*Provided data*.
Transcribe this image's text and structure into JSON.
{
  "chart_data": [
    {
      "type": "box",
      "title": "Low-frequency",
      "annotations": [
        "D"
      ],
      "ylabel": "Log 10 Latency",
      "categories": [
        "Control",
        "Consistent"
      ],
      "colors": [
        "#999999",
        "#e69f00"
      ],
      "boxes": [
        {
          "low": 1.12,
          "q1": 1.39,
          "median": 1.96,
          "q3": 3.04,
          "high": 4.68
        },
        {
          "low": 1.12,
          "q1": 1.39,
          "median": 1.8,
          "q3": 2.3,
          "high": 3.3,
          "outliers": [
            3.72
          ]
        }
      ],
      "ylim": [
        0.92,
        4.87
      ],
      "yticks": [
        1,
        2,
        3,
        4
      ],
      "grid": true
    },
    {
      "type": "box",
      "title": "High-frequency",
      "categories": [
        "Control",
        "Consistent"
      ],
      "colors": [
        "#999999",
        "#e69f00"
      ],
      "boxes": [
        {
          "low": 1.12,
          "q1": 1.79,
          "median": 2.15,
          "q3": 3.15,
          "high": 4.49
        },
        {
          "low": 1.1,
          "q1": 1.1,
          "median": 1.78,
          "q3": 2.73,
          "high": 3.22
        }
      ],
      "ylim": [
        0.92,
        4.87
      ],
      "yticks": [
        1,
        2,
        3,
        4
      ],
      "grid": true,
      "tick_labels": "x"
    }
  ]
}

*Given problem*. Search the records for the string "median" and return every line in which it occurs.

*Answer*.
          "median": 1.96,
          "median": 1.8,
          "median": 2.15,
          "median": 1.78,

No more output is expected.